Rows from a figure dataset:
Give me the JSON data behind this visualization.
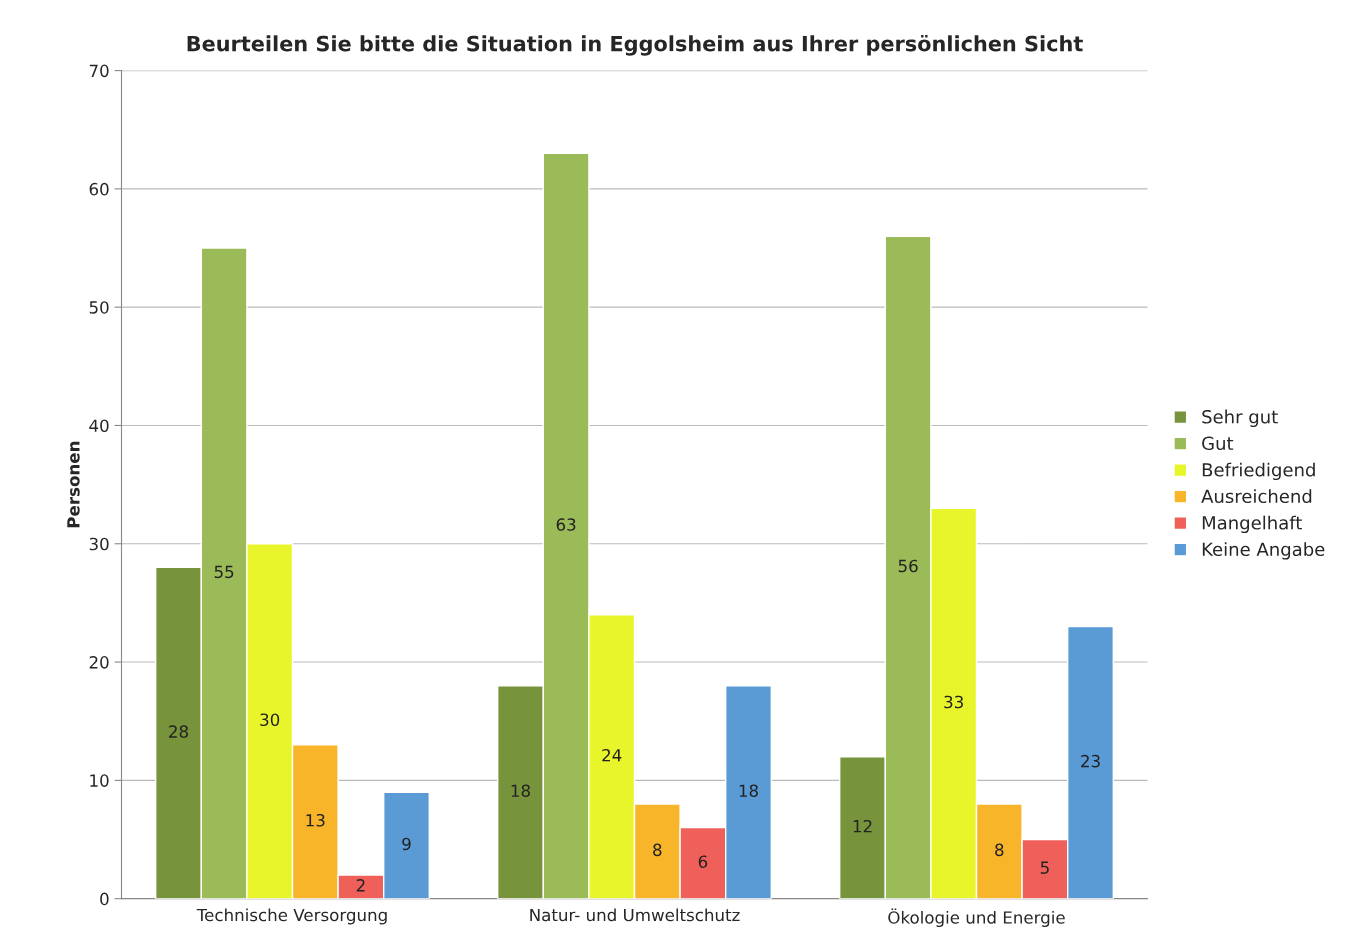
{
  "chart_data": {
    "type": "bar",
    "title": "Beurteilen Sie bitte die Situation in Eggolsheim aus Ihrer persönlichen Sicht",
    "ylabel": "Personen",
    "categories": [
      "Technische Versorgung",
      "Natur- und Umweltschutz",
      "Ökologie und Energie"
    ],
    "series": [
      {
        "name": "Sehr gut",
        "color": "#77933c",
        "values": [
          28,
          18,
          12
        ]
      },
      {
        "name": "Gut",
        "color": "#9bbb59",
        "values": [
          55,
          63,
          56
        ]
      },
      {
        "name": "Befriedigend",
        "color": "#e8f52a",
        "values": [
          30,
          24,
          33
        ]
      },
      {
        "name": "Ausreichend",
        "color": "#f9b52a",
        "values": [
          13,
          8,
          8
        ]
      },
      {
        "name": "Mangelhaft",
        "color": "#f0605a",
        "values": [
          2,
          6,
          5
        ]
      },
      {
        "name": "Keine Angabe",
        "color": "#5b9bd5",
        "values": [
          9,
          18,
          23
        ]
      }
    ],
    "ylim": [
      0,
      70
    ],
    "yticks": [
      0,
      10,
      20,
      30,
      40,
      50,
      60,
      70
    ],
    "grid": "y",
    "legend": "right",
    "data_labels": true
  }
}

▸ **OBJECTIVE**:
Please set down each line of the data above exactly as written, without the pictures.

▸ **TASK RESULT**:
Give me the JSON data behind this visualization.
{
  "chart_data": {
    "type": "bar",
    "title": "Beurteilen Sie bitte die Situation in Eggolsheim aus Ihrer persönlichen Sicht",
    "ylabel": "Personen",
    "categories": [
      "Technische Versorgung",
      "Natur- und Umweltschutz",
      "Ökologie und Energie"
    ],
    "series": [
      {
        "name": "Sehr gut",
        "color": "#77933c",
        "values": [
          28,
          18,
          12
        ]
      },
      {
        "name": "Gut",
        "color": "#9bbb59",
        "values": [
          55,
          63,
          56
        ]
      },
      {
        "name": "Befriedigend",
        "color": "#e8f52a",
        "values": [
          30,
          24,
          33
        ]
      },
      {
        "name": "Ausreichend",
        "color": "#f9b52a",
        "values": [
          13,
          8,
          8
        ]
      },
      {
        "name": "Mangelhaft",
        "color": "#f0605a",
        "values": [
          2,
          6,
          5
        ]
      },
      {
        "name": "Keine Angabe",
        "color": "#5b9bd5",
        "values": [
          9,
          18,
          23
        ]
      }
    ],
    "ylim": [
      0,
      70
    ],
    "yticks": [
      0,
      10,
      20,
      30,
      40,
      50,
      60,
      70
    ],
    "grid": "y",
    "legend": "right",
    "data_labels": true
  }
}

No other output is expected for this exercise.